* _Exercise instructions_
Below is a set of records; restate each one word for word.

(Figure record extracts)
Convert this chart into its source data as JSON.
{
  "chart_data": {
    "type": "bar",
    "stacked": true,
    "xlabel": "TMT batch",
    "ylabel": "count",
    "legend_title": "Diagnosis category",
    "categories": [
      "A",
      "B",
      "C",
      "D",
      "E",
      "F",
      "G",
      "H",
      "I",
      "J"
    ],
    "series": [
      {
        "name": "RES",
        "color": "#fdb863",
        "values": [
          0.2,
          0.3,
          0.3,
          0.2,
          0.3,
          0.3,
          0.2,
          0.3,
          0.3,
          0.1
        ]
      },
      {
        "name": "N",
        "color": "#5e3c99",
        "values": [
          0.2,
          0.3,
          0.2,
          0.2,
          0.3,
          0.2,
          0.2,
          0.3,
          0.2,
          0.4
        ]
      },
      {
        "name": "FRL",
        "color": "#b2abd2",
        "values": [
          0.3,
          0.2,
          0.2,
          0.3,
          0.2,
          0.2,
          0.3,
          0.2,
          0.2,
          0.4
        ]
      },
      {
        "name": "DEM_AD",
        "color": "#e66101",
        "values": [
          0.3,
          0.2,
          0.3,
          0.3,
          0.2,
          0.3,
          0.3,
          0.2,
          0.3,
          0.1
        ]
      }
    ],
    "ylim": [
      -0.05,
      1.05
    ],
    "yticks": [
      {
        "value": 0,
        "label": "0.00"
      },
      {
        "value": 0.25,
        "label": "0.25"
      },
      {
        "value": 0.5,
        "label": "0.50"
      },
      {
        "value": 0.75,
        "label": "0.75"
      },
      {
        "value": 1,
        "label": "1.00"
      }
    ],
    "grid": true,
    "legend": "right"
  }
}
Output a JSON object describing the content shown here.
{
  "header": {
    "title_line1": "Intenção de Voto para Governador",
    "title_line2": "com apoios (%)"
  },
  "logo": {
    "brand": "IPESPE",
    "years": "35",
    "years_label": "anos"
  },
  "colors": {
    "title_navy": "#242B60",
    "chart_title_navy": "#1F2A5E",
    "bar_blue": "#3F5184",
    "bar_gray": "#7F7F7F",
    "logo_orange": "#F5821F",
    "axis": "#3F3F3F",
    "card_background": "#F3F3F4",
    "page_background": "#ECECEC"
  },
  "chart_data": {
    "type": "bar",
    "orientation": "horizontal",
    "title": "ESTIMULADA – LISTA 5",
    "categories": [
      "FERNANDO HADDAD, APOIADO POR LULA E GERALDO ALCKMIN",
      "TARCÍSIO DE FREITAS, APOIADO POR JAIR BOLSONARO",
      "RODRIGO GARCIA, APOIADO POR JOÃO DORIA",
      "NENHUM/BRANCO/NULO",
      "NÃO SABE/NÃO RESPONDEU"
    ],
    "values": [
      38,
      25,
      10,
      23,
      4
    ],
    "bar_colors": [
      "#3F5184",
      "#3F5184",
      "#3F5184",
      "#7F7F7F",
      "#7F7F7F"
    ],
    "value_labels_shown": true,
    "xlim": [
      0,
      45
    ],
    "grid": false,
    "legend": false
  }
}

* _Answer for this exercise_
Convert this chart into its source data as JSON.
{
  "chart_data": {
    "type": "bar",
    "stacked": true,
    "xlabel": "TMT batch",
    "ylabel": "count",
    "legend_title": "Diagnosis category",
    "categories": [
      "A",
      "B",
      "C",
      "D",
      "E",
      "F",
      "G",
      "H",
      "I",
      "J"
    ],
    "series": [
      {
        "name": "RES",
        "color": "#fdb863",
        "values": [
          0.2,
          0.3,
          0.3,
          0.2,
          0.3,
          0.3,
          0.2,
          0.3,
          0.3,
          0.1
        ]
      },
      {
        "name": "N",
        "color": "#5e3c99",
        "values": [
          0.2,
          0.3,
          0.2,
          0.2,
          0.3,
          0.2,
          0.2,
          0.3,
          0.2,
          0.4
        ]
      },
      {
        "name": "FRL",
        "color": "#b2abd2",
        "values": [
          0.3,
          0.2,
          0.2,
          0.3,
          0.2,
          0.2,
          0.3,
          0.2,
          0.2,
          0.4
        ]
      },
      {
        "name": "DEM_AD",
        "color": "#e66101",
        "values": [
          0.3,
          0.2,
          0.3,
          0.3,
          0.2,
          0.3,
          0.3,
          0.2,
          0.3,
          0.1
        ]
      }
    ],
    "ylim": [
      -0.05,
      1.05
    ],
    "yticks": [
      {
        "value": 0,
        "label": "0.00"
      },
      {
        "value": 0.25,
        "label": "0.25"
      },
      {
        "value": 0.5,
        "label": "0.50"
      },
      {
        "value": 0.75,
        "label": "0.75"
      },
      {
        "value": 1,
        "label": "1.00"
      }
    ],
    "grid": true,
    "legend": "right"
  }
}
Output a JSON object describing the content shown here.
{
  "header": {
    "title_line1": "Intenção de Voto para Governador",
    "title_line2": "com apoios (%)"
  },
  "logo": {
    "brand": "IPESPE",
    "years": "35",
    "years_label": "anos"
  },
  "colors": {
    "title_navy": "#242B60",
    "chart_title_navy": "#1F2A5E",
    "bar_blue": "#3F5184",
    "bar_gray": "#7F7F7F",
    "logo_orange": "#F5821F",
    "axis": "#3F3F3F",
    "card_background": "#F3F3F4",
    "page_background": "#ECECEC"
  },
  "chart_data": {
    "type": "bar",
    "orientation": "horizontal",
    "title": "ESTIMULADA – LISTA 5",
    "categories": [
      "FERNANDO HADDAD, APOIADO POR LULA E GERALDO ALCKMIN",
      "TARCÍSIO DE FREITAS, APOIADO POR JAIR BOLSONARO",
      "RODRIGO GARCIA, APOIADO POR JOÃO DORIA",
      "NENHUM/BRANCO/NULO",
      "NÃO SABE/NÃO RESPONDEU"
    ],
    "values": [
      38,
      25,
      10,
      23,
      4
    ],
    "bar_colors": [
      "#3F5184",
      "#3F5184",
      "#3F5184",
      "#7F7F7F",
      "#7F7F7F"
    ],
    "value_labels_shown": true,
    "xlim": [
      0,
      45
    ],
    "grid": false,
    "legend": false
  }
}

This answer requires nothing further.